*Exercise task*: Return each entry exactly, omitting nothing.
--- --- ---
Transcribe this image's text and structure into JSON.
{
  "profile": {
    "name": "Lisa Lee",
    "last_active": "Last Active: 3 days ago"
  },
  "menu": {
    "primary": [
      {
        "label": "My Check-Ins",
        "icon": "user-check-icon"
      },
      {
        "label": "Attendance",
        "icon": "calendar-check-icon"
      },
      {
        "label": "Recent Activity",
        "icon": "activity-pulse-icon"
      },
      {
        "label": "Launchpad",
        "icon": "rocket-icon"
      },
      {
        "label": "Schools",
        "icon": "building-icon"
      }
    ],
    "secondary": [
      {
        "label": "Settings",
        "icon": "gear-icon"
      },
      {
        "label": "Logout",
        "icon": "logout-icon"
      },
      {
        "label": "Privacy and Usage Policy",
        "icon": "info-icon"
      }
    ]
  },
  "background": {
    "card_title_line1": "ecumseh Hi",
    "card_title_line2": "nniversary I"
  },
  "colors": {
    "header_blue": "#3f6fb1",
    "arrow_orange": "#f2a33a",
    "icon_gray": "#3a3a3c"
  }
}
--- --- ---
*Solution for this problem*:
Transcribe this image's text and structure into JSON.
{
  "profile": {
    "name": "Lisa Lee",
    "last_active": "Last Active: 3 days ago"
  },
  "menu": {
    "primary": [
      {
        "label": "My Check-Ins",
        "icon": "user-check-icon"
      },
      {
        "label": "Attendance",
        "icon": "calendar-check-icon"
      },
      {
        "label": "Recent Activity",
        "icon": "activity-pulse-icon"
      },
      {
        "label": "Launchpad",
        "icon": "rocket-icon"
      },
      {
        "label": "Schools",
        "icon": "building-icon"
      }
    ],
    "secondary": [
      {
        "label": "Settings",
        "icon": "gear-icon"
      },
      {
        "label": "Logout",
        "icon": "logout-icon"
      },
      {
        "label": "Privacy and Usage Policy",
        "icon": "info-icon"
      }
    ]
  },
  "background": {
    "card_title_line1": "ecumseh Hi",
    "card_title_line2": "nniversary I"
  },
  "colors": {
    "header_blue": "#3f6fb1",
    "arrow_orange": "#f2a33a",
    "icon_gray": "#3a3a3c"
  }
}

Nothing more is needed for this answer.